▸ **Written exercise**:
Show every line in the entries below where the word "CPRI" appears.

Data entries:

※

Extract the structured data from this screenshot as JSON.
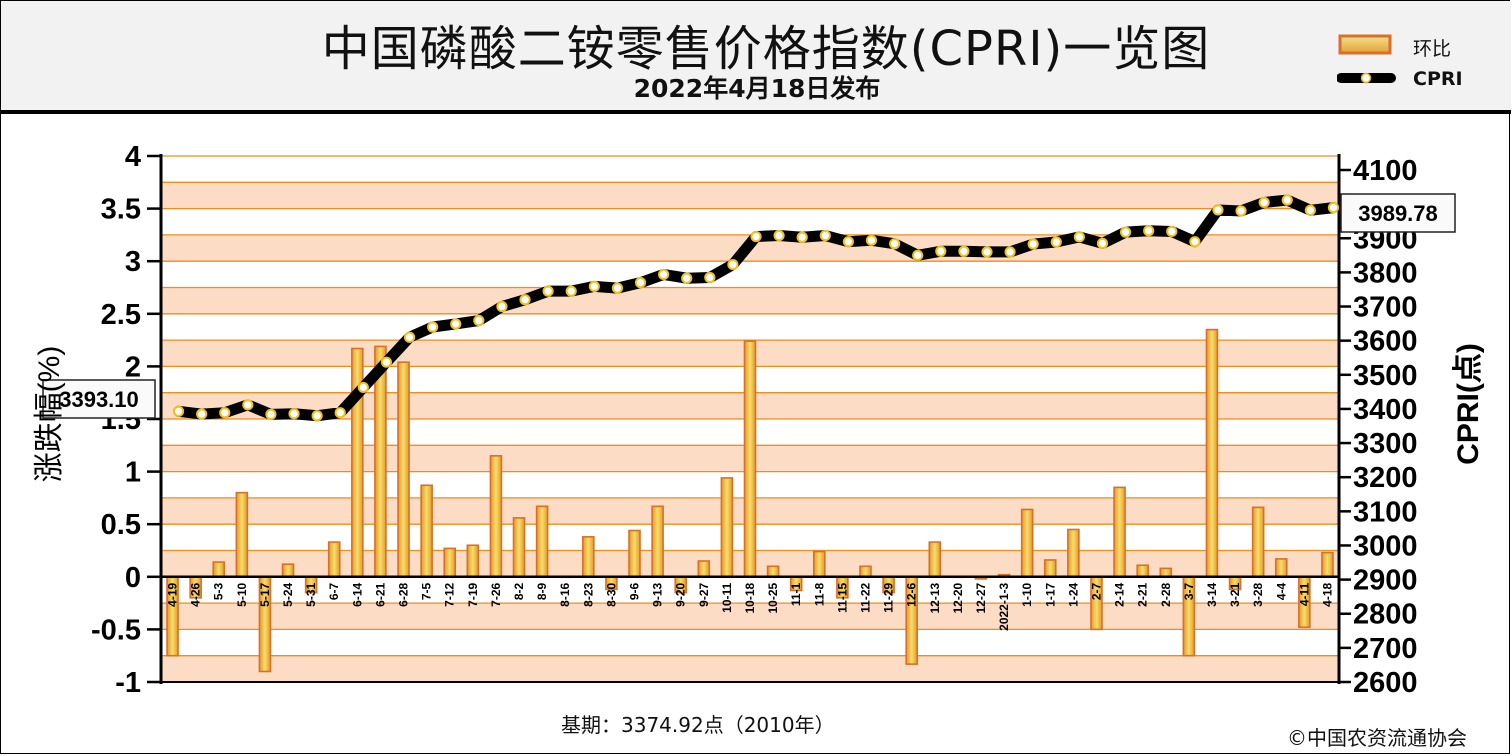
{
  "header": {
    "title": "中国磷酸二铵零售价格指数(CPRI)一览图",
    "subtitle": "2022年4月18日发布"
  },
  "legend": {
    "bar_label": "环比",
    "line_label": "CPRI"
  },
  "footer": {
    "base_period": "基期：3374.92点（2010年）",
    "copyright": "©中国农资流通协会"
  },
  "colors": {
    "bar": "#f0b128",
    "bar_edge": "#d9702a",
    "band": "#fcdcc4",
    "grid": "#ef8d1f",
    "line": "#000000",
    "marker": "#f3c21a"
  },
  "chart_data": {
    "type": "bar+line",
    "categories": [
      "4-19",
      "4-26",
      "5-3",
      "5-10",
      "5-17",
      "5-24",
      "5-31",
      "6-7",
      "6-14",
      "6-21",
      "6-28",
      "7-5",
      "7-12",
      "7-19",
      "7-26",
      "8-2",
      "8-9",
      "8-16",
      "8-23",
      "8-30",
      "9-6",
      "9-13",
      "9-20",
      "9-27",
      "10-11",
      "10-18",
      "10-25",
      "11-1",
      "11-8",
      "11-15",
      "11-22",
      "11-29",
      "12-6",
      "12-13",
      "12-20",
      "12-27",
      "2022-1-3",
      "1-10",
      "1-17",
      "1-24",
      "2-7",
      "2-14",
      "2-21",
      "2-28",
      "3-7",
      "3-14",
      "3-21",
      "3-28",
      "4-4",
      "4-11",
      "4-18"
    ],
    "series": [
      {
        "name": "环比",
        "axis": "left",
        "type": "bar",
        "values": [
          -0.75,
          -0.2,
          0.14,
          0.8,
          -0.9,
          0.12,
          -0.15,
          0.33,
          2.17,
          2.19,
          2.04,
          0.87,
          0.27,
          0.3,
          1.15,
          0.56,
          0.67,
          0,
          0.38,
          -0.12,
          0.44,
          0.67,
          -0.15,
          0.15,
          0.94,
          2.24,
          0.1,
          -0.13,
          0.24,
          -0.2,
          0.1,
          -0.15,
          -0.83,
          0.33,
          0,
          -0.02,
          0.02,
          0.64,
          0.16,
          0.45,
          -0.5,
          0.85,
          0.11,
          0.08,
          -0.75,
          2.35,
          -0.12,
          0.66,
          0.17,
          -0.48,
          0.23
        ]
      },
      {
        "name": "CPRI",
        "axis": "right",
        "type": "line",
        "values": [
          3393.1,
          3385,
          3389,
          3412,
          3384,
          3386,
          3380,
          3389,
          3463,
          3537,
          3610,
          3640,
          3649,
          3659,
          3700,
          3720,
          3745,
          3745,
          3759,
          3754,
          3770,
          3794,
          3783,
          3785,
          3823,
          3905,
          3908,
          3903,
          3908,
          3890,
          3894,
          3884,
          3850,
          3862,
          3862,
          3860,
          3860,
          3883,
          3889,
          3904,
          3885,
          3918,
          3922,
          3920,
          3890,
          3983,
          3980,
          4005,
          4012,
          3982,
          3989.78
        ]
      }
    ],
    "y_left": {
      "label": "涨跌幅(%)",
      "min": -1,
      "max": 4,
      "ticks": [
        "4",
        "3.5",
        "3",
        "2.5",
        "2",
        "1.5",
        "1",
        "0.5",
        "0",
        "-0.5",
        "-1"
      ]
    },
    "y_right": {
      "label": "CPRI(点)",
      "min": 2600,
      "max": 4100,
      "ticks": [
        "4100",
        "4000",
        "3900",
        "3800",
        "3700",
        "3600",
        "3500",
        "3400",
        "3300",
        "3200",
        "3100",
        "3000",
        "2900",
        "2800",
        "2700",
        "2600"
      ]
    },
    "callouts": {
      "first": "3393.10",
      "last": "3989.78"
    }
  }
}
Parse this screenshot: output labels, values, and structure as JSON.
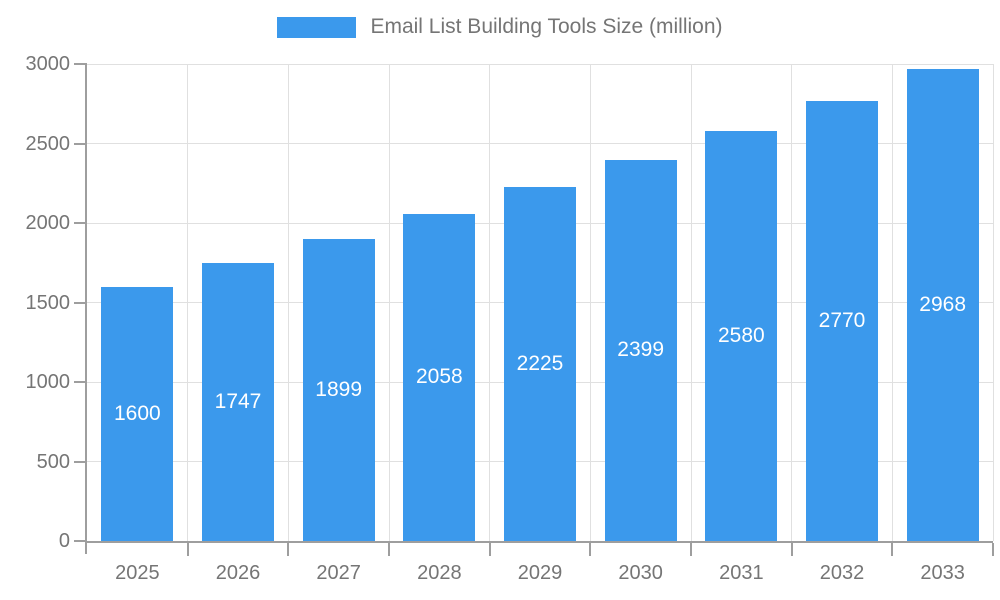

※

▸ **Written answer**:
    "title": "中国磷酸二铵零售价格指数(CPRI)一览图",
    "line_label": "CPRI"
        "name": "CPRI",
      "label": "CPRI(点)",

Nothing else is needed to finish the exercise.